begin Supplied material
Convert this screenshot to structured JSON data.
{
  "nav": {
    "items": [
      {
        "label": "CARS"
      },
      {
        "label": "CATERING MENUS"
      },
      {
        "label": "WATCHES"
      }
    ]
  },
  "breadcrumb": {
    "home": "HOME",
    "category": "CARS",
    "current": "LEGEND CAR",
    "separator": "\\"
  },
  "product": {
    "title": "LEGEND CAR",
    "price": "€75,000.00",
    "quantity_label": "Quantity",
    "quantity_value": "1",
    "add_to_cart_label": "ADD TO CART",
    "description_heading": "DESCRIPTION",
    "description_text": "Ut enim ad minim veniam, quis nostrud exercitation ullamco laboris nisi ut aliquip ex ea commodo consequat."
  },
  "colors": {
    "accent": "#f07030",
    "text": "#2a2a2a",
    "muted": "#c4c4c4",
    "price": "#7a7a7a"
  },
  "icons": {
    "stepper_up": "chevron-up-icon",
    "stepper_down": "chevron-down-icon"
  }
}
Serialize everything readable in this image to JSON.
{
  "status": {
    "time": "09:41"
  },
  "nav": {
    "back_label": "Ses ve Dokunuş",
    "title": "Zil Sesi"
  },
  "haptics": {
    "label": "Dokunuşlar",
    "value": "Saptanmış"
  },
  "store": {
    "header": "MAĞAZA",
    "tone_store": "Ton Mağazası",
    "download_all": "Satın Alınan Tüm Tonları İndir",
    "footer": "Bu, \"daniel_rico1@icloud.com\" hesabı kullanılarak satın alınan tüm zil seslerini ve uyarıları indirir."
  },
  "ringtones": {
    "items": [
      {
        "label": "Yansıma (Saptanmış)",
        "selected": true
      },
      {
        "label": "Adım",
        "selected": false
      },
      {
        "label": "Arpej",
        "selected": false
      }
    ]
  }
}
end Supplied material
Repeat each of the entries above precisely as given.

Convert this screenshot to structured JSON data.
{
  "nav": {
    "items": [
      {
        "label": "CARS"
      },
      {
        "label": "CATERING MENUS"
      },
      {
        "label": "WATCHES"
      }
    ]
  },
  "breadcrumb": {
    "home": "HOME",
    "category": "CARS",
    "current": "LEGEND CAR",
    "separator": "\\"
  },
  "product": {
    "title": "LEGEND CAR",
    "price": "€75,000.00",
    "quantity_label": "Quantity",
    "quantity_value": "1",
    "add_to_cart_label": "ADD TO CART",
    "description_heading": "DESCRIPTION",
    "description_text": "Ut enim ad minim veniam, quis nostrud exercitation ullamco laboris nisi ut aliquip ex ea commodo consequat."
  },
  "colors": {
    "accent": "#f07030",
    "text": "#2a2a2a",
    "muted": "#c4c4c4",
    "price": "#7a7a7a"
  },
  "icons": {
    "stepper_up": "chevron-up-icon",
    "stepper_down": "chevron-down-icon"
  }
}
Serialize everything readable in this image to JSON.
{
  "status": {
    "time": "09:41"
  },
  "nav": {
    "back_label": "Ses ve Dokunuş",
    "title": "Zil Sesi"
  },
  "haptics": {
    "label": "Dokunuşlar",
    "value": "Saptanmış"
  },
  "store": {
    "header": "MAĞAZA",
    "tone_store": "Ton Mağazası",
    "download_all": "Satın Alınan Tüm Tonları İndir",
    "footer": "Bu, \"daniel_rico1@icloud.com\" hesabı kullanılarak satın alınan tüm zil seslerini ve uyarıları indirir."
  },
  "ringtones": {
    "items": [
      {
        "label": "Yansıma (Saptanmış)",
        "selected": true
      },
      {
        "label": "Adım",
        "selected": false
      },
      {
        "label": "Arpej",
        "selected": false
      }
    ]
  }
}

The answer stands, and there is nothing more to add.